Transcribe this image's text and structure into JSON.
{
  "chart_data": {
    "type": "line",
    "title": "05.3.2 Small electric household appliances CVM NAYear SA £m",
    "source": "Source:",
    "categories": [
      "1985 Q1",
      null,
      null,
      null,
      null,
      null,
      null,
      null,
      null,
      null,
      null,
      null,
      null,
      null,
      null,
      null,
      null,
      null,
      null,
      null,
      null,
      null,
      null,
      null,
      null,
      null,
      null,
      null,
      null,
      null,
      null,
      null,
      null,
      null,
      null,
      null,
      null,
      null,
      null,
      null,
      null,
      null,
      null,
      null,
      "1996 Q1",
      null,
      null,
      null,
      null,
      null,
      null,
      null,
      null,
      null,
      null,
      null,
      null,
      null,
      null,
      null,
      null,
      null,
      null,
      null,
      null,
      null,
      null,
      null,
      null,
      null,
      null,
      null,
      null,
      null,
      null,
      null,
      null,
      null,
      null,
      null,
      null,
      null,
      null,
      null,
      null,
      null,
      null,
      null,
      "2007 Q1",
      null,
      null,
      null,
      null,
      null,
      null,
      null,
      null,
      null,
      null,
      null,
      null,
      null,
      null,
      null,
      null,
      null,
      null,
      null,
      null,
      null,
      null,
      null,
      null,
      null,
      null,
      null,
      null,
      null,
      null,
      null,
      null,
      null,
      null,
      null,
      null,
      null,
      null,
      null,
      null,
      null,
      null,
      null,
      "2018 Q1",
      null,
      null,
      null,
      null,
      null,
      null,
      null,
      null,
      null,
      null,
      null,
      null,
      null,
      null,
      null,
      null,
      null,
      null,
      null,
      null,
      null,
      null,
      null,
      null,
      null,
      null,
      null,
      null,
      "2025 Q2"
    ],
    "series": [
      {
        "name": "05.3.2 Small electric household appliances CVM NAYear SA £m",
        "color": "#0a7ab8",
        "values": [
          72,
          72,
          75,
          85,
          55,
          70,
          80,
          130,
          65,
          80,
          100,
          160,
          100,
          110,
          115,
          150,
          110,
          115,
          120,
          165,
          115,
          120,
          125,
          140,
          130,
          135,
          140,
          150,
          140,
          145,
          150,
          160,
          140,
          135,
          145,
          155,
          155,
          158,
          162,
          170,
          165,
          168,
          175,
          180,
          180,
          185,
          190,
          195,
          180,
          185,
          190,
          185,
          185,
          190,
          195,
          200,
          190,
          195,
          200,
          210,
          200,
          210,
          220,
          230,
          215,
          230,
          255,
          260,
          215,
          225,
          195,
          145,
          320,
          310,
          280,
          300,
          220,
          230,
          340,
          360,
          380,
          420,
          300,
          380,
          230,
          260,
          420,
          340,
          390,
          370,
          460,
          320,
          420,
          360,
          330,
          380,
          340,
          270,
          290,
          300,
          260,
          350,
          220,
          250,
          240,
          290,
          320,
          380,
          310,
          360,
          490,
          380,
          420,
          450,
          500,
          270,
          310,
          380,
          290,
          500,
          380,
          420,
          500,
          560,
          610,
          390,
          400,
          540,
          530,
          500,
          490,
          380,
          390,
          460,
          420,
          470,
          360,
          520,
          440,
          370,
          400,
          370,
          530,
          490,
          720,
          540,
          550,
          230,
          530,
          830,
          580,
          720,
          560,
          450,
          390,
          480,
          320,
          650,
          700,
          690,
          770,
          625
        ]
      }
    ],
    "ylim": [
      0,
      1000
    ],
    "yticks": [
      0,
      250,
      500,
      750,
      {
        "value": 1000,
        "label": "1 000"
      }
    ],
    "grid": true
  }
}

★ ★ ★ ★

» **Required work**
Recopy all the lines exactly as they appear.

» **Problem solution**
Transcribe this image's text and structure into JSON.
{
  "chart_data": {
    "type": "line",
    "title": "05.3.2 Small electric household appliances CVM NAYear SA £m",
    "source": "Source:",
    "categories": [
      "1985 Q1",
      null,
      null,
      null,
      null,
      null,
      null,
      null,
      null,
      null,
      null,
      null,
      null,
      null,
      null,
      null,
      null,
      null,
      null,
      null,
      null,
      null,
      null,
      null,
      null,
      null,
      null,
      null,
      null,
      null,
      null,
      null,
      null,
      null,
      null,
      null,
      null,
      null,
      null,
      null,
      null,
      null,
      null,
      null,
      "1996 Q1",
      null,
      null,
      null,
      null,
      null,
      null,
      null,
      null,
      null,
      null,
      null,
      null,
      null,
      null,
      null,
      null,
      null,
      null,
      null,
      null,
      null,
      null,
      null,
      null,
      null,
      null,
      null,
      null,
      null,
      null,
      null,
      null,
      null,
      null,
      null,
      null,
      null,
      null,
      null,
      null,
      null,
      null,
      null,
      "2007 Q1",
      null,
      null,
      null,
      null,
      null,
      null,
      null,
      null,
      null,
      null,
      null,
      null,
      null,
      null,
      null,
      null,
      null,
      null,
      null,
      null,
      null,
      null,
      null,
      null,
      null,
      null,
      null,
      null,
      null,
      null,
      null,
      null,
      null,
      null,
      null,
      null,
      null,
      null,
      null,
      null,
      null,
      null,
      null,
      "2018 Q1",
      null,
      null,
      null,
      null,
      null,
      null,
      null,
      null,
      null,
      null,
      null,
      null,
      null,
      null,
      null,
      null,
      null,
      null,
      null,
      null,
      null,
      null,
      null,
      null,
      null,
      null,
      null,
      null,
      "2025 Q2"
    ],
    "series": [
      {
        "name": "05.3.2 Small electric household appliances CVM NAYear SA £m",
        "color": "#0a7ab8",
        "values": [
          72,
          72,
          75,
          85,
          55,
          70,
          80,
          130,
          65,
          80,
          100,
          160,
          100,
          110,
          115,
          150,
          110,
          115,
          120,
          165,
          115,
          120,
          125,
          140,
          130,
          135,
          140,
          150,
          140,
          145,
          150,
          160,
          140,
          135,
          145,
          155,
          155,
          158,
          162,
          170,
          165,
          168,
          175,
          180,
          180,
          185,
          190,
          195,
          180,
          185,
          190,
          185,
          185,
          190,
          195,
          200,
          190,
          195,
          200,
          210,
          200,
          210,
          220,
          230,
          215,
          230,
          255,
          260,
          215,
          225,
          195,
          145,
          320,
          310,
          280,
          300,
          220,
          230,
          340,
          360,
          380,
          420,
          300,
          380,
          230,
          260,
          420,
          340,
          390,
          370,
          460,
          320,
          420,
          360,
          330,
          380,
          340,
          270,
          290,
          300,
          260,
          350,
          220,
          250,
          240,
          290,
          320,
          380,
          310,
          360,
          490,
          380,
          420,
          450,
          500,
          270,
          310,
          380,
          290,
          500,
          380,
          420,
          500,
          560,
          610,
          390,
          400,
          540,
          530,
          500,
          490,
          380,
          390,
          460,
          420,
          470,
          360,
          520,
          440,
          370,
          400,
          370,
          530,
          490,
          720,
          540,
          550,
          230,
          530,
          830,
          580,
          720,
          560,
          450,
          390,
          480,
          320,
          650,
          700,
          690,
          770,
          625
        ]
      }
    ],
    "ylim": [
      0,
      1000
    ],
    "yticks": [
      0,
      250,
      500,
      750,
      {
        "value": 1000,
        "label": "1 000"
      }
    ],
    "grid": true
  }
}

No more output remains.